Stored rows:
■ ■ ■ ■ ■ ■ ■

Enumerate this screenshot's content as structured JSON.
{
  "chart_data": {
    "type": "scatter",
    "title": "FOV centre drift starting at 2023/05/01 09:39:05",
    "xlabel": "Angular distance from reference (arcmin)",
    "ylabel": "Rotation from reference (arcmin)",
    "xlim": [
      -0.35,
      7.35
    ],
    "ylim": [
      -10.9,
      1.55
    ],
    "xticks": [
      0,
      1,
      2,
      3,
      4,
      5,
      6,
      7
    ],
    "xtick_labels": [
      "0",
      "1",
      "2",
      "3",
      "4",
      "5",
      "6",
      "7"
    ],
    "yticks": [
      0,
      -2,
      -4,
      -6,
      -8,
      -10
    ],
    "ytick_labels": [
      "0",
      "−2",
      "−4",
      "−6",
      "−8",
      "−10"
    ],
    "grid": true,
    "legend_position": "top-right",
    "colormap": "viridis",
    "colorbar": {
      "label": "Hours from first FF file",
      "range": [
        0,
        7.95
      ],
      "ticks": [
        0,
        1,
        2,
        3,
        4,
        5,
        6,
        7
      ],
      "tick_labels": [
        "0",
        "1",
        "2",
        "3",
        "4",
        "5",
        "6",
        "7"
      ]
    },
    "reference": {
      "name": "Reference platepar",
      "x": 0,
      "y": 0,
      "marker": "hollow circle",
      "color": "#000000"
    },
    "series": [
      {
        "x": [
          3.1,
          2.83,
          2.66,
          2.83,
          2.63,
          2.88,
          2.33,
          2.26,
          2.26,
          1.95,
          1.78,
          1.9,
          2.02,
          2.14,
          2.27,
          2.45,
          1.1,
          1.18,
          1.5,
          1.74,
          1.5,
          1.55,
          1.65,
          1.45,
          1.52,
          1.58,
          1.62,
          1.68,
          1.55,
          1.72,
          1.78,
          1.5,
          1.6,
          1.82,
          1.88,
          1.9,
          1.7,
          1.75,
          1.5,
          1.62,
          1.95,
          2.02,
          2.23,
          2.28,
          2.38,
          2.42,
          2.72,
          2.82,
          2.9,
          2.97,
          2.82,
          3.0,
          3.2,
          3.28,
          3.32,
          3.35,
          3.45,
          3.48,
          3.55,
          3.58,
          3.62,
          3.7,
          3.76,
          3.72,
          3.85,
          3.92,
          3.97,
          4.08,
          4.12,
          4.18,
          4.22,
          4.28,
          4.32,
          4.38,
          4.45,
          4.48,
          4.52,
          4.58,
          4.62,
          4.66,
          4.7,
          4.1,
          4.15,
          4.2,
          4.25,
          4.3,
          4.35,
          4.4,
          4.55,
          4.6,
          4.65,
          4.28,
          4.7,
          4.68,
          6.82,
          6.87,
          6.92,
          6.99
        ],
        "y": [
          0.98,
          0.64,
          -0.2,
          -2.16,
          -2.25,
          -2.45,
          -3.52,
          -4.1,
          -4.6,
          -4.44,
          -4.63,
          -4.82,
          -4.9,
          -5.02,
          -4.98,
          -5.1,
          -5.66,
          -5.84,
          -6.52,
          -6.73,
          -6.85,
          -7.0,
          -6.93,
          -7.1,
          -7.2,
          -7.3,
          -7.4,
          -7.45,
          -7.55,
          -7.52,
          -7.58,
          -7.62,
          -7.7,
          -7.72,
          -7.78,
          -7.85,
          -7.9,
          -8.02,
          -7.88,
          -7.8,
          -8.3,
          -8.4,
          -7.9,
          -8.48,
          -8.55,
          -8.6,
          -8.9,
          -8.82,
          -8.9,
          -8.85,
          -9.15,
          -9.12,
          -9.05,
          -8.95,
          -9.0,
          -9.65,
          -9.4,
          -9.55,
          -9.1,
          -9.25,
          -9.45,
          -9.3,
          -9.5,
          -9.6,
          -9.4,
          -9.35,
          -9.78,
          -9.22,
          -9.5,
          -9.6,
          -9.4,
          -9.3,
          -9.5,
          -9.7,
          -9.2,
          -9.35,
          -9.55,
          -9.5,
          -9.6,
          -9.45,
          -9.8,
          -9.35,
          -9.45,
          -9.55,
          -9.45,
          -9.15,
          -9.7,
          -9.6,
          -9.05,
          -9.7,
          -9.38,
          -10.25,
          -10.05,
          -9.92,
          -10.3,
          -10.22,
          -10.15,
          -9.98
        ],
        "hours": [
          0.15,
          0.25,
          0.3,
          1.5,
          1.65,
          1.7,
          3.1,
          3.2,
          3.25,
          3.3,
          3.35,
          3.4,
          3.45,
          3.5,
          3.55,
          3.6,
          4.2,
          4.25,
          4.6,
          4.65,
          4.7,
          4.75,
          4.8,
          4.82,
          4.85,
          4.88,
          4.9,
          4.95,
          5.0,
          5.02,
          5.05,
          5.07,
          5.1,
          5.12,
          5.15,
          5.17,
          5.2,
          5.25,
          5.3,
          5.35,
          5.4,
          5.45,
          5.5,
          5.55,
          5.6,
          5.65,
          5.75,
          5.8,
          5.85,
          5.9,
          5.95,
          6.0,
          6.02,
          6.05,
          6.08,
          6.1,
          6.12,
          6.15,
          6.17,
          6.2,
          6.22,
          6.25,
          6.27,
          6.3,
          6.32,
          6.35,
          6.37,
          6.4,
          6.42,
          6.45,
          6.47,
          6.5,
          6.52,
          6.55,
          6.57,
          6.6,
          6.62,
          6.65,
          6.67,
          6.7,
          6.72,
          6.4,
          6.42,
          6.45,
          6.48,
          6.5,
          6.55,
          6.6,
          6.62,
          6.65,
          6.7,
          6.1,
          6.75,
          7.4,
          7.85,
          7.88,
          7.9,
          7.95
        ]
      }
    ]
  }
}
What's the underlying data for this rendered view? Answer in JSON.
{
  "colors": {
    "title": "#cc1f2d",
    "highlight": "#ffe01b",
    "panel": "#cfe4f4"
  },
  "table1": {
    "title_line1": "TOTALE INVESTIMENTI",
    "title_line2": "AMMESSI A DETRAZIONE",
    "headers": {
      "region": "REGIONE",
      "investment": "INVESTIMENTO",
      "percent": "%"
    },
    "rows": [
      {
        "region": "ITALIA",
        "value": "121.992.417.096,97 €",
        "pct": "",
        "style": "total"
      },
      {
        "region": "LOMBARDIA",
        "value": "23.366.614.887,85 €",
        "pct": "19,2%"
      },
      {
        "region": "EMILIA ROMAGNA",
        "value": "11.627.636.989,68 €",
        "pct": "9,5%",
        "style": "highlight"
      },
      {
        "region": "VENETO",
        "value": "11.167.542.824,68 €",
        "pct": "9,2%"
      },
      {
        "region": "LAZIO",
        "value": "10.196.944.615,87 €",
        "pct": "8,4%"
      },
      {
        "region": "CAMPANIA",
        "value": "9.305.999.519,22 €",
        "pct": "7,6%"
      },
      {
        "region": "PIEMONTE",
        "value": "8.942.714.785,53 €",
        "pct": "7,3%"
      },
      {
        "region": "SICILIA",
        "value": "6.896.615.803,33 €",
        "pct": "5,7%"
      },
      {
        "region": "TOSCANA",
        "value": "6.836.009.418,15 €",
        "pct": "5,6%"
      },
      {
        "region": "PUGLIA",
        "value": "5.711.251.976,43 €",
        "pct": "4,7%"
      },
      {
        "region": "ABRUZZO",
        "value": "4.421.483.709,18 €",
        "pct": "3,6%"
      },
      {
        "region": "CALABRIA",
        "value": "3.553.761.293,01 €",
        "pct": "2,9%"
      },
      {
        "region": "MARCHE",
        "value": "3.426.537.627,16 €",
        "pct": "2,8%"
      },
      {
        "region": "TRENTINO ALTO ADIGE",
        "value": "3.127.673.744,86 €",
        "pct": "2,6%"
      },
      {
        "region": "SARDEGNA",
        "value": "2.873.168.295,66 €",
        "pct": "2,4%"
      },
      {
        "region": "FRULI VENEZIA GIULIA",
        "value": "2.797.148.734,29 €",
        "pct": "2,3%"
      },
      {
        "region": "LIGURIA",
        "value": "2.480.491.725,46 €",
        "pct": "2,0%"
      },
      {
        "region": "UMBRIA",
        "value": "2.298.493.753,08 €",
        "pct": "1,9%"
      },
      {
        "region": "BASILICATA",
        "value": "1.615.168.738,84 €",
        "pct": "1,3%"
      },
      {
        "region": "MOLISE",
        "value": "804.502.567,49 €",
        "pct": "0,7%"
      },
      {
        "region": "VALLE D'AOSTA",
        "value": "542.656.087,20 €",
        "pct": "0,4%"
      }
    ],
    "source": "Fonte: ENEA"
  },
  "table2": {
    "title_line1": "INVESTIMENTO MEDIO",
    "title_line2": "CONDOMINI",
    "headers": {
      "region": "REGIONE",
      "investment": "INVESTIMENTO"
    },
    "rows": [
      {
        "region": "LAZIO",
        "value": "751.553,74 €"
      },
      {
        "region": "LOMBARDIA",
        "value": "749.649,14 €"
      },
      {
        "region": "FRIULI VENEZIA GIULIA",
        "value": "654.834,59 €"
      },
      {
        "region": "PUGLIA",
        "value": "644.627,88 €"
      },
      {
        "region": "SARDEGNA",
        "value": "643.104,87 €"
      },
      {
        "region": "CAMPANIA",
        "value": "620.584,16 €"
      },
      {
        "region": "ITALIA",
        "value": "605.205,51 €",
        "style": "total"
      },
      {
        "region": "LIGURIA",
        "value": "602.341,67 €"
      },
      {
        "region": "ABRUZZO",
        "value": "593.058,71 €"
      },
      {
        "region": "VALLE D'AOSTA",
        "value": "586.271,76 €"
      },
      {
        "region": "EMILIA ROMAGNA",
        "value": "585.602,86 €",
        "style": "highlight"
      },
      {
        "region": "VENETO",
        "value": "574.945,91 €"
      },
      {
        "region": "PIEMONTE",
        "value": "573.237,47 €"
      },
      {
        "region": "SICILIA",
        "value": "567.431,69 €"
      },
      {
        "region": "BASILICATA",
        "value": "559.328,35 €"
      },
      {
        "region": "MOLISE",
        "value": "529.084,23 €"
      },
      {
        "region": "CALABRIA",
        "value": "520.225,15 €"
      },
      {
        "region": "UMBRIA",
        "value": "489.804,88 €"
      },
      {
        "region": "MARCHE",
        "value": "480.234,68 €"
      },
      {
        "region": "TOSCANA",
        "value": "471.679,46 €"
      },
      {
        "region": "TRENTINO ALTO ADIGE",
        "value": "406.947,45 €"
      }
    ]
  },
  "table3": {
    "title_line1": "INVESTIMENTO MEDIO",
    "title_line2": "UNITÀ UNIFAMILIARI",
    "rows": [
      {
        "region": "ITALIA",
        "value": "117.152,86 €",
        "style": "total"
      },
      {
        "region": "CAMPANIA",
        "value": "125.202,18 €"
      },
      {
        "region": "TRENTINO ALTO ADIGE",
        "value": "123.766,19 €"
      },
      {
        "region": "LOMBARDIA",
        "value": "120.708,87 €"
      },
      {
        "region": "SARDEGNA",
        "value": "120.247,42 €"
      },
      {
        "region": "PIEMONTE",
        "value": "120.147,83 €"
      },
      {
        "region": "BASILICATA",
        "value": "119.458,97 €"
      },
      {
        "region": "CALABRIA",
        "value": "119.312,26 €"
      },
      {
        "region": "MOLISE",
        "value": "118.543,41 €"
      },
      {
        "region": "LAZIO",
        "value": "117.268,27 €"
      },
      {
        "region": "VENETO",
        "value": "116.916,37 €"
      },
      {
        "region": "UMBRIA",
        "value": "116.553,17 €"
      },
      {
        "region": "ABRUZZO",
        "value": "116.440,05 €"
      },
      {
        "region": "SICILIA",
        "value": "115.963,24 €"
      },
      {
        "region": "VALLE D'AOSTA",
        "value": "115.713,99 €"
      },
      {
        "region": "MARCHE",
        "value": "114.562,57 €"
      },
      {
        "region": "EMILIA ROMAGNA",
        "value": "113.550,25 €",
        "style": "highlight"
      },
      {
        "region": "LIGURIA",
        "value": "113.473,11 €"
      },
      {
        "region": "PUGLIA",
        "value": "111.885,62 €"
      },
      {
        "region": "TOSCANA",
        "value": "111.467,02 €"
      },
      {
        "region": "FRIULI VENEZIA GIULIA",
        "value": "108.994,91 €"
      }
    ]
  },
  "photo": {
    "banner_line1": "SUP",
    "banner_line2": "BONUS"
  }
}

■ ■ ■ ■ ■ ■ ■

Tally how many lines of the material contain the word "arcmin". The answer must be the number and nothing else.

2